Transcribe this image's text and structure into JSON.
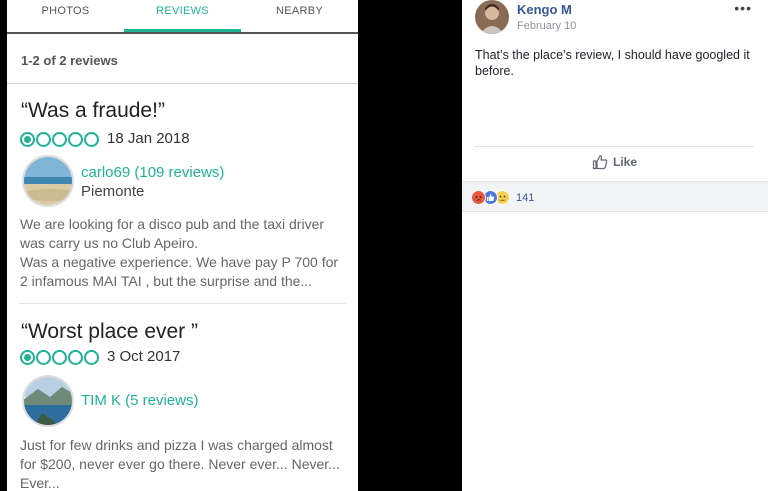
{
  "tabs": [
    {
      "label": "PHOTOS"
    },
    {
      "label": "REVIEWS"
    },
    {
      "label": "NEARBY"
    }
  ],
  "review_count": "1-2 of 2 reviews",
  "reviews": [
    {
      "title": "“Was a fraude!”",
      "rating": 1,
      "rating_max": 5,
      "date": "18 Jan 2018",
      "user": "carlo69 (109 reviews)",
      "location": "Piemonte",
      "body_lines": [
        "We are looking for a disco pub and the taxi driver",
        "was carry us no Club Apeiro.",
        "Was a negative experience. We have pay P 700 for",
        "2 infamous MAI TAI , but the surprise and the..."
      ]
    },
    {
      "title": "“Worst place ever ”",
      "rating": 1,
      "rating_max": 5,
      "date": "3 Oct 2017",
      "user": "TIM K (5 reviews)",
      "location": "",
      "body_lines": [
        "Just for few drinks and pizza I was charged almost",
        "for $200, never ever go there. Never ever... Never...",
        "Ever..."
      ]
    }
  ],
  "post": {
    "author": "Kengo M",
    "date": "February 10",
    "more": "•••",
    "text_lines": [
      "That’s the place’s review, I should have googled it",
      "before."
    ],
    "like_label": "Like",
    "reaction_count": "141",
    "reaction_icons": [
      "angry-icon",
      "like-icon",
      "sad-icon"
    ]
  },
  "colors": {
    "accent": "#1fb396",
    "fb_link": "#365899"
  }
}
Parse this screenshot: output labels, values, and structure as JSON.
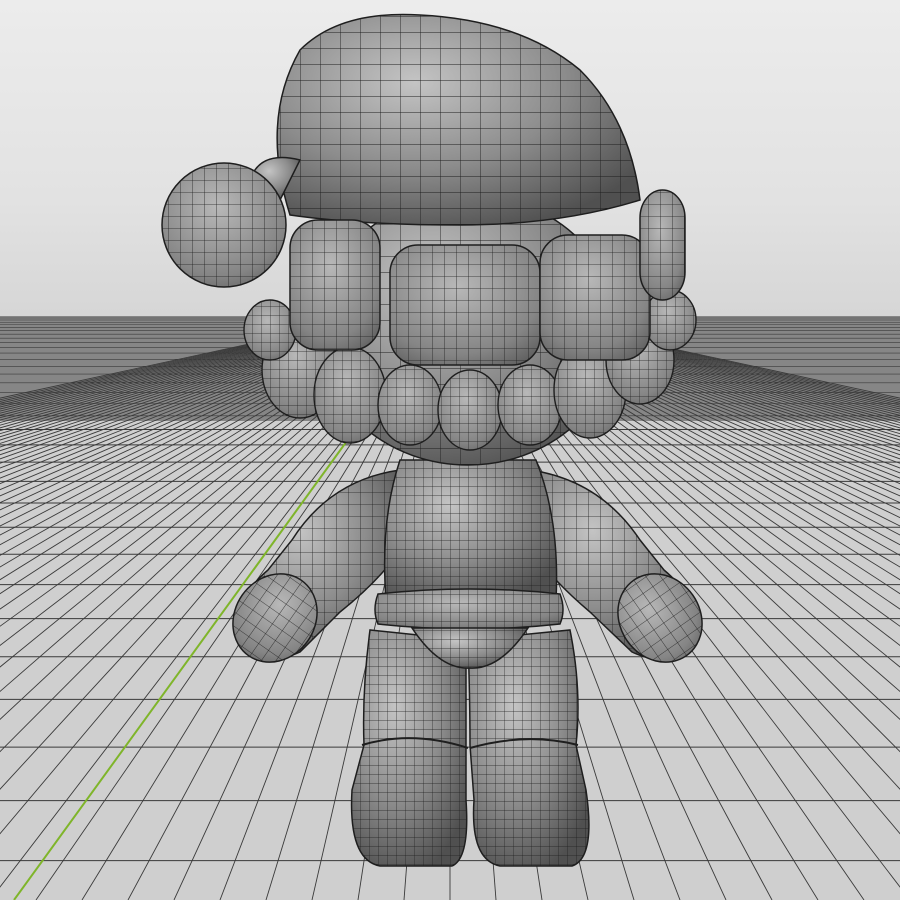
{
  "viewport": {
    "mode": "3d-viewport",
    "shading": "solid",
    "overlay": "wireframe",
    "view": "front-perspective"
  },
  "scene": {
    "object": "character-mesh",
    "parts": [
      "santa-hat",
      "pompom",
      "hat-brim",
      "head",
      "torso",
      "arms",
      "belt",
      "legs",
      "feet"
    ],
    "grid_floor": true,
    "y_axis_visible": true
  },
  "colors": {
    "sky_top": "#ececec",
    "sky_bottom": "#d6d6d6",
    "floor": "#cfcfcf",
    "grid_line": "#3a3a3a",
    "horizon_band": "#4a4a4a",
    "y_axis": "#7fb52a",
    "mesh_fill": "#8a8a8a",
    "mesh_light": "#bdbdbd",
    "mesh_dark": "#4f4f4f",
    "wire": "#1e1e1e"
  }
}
════════
SET PROBLEM:
Your copy of the data above should match it exactly, except that pictures are left out.

THE OUTPUT:
Transcribe this image's text and structure into JSON.
{
  "tabs": [
    {
      "label": "PHOTOS"
    },
    {
      "label": "REVIEWS"
    },
    {
      "label": "NEARBY"
    }
  ],
  "review_count": "1-2 of 2 reviews",
  "reviews": [
    {
      "title": "“Was a fraude!”",
      "rating": 1,
      "rating_max": 5,
      "date": "18 Jan 2018",
      "user": "carlo69 (109 reviews)",
      "location": "Piemonte",
      "body_lines": [
        "We are looking for a disco pub and the taxi driver",
        "was carry us no Club Apeiro.",
        "Was a negative experience. We have pay P 700 for",
        "2 infamous MAI TAI , but the surprise and the..."
      ]
    },
    {
      "title": "“Worst place ever ”",
      "rating": 1,
      "rating_max": 5,
      "date": "3 Oct 2017",
      "user": "TIM K (5 reviews)",
      "location": "",
      "body_lines": [
        "Just for few drinks and pizza I was charged almost",
        "for $200, never ever go there. Never ever... Never...",
        "Ever..."
      ]
    }
  ],
  "post": {
    "author": "Kengo M",
    "date": "February 10",
    "more": "•••",
    "text_lines": [
      "That’s the place’s review, I should have googled it",
      "before."
    ],
    "like_label": "Like",
    "reaction_count": "141",
    "reaction_icons": [
      "angry-icon",
      "like-icon",
      "sad-icon"
    ]
  },
  "colors": {
    "accent": "#1fb396",
    "fb_link": "#365899"
  }
}
Parse this screenshot: output labels, values, and structure as JSON.
{
  "viewport": {
    "mode": "3d-viewport",
    "shading": "solid",
    "overlay": "wireframe",
    "view": "front-perspective"
  },
  "scene": {
    "object": "character-mesh",
    "parts": [
      "santa-hat",
      "pompom",
      "hat-brim",
      "head",
      "torso",
      "arms",
      "belt",
      "legs",
      "feet"
    ],
    "grid_floor": true,
    "y_axis_visible": true
  },
  "colors": {
    "sky_top": "#ececec",
    "sky_bottom": "#d6d6d6",
    "floor": "#cfcfcf",
    "grid_line": "#3a3a3a",
    "horizon_band": "#4a4a4a",
    "y_axis": "#7fb52a",
    "mesh_fill": "#8a8a8a",
    "mesh_light": "#bdbdbd",
    "mesh_dark": "#4f4f4f",
    "wire": "#1e1e1e"
  }
}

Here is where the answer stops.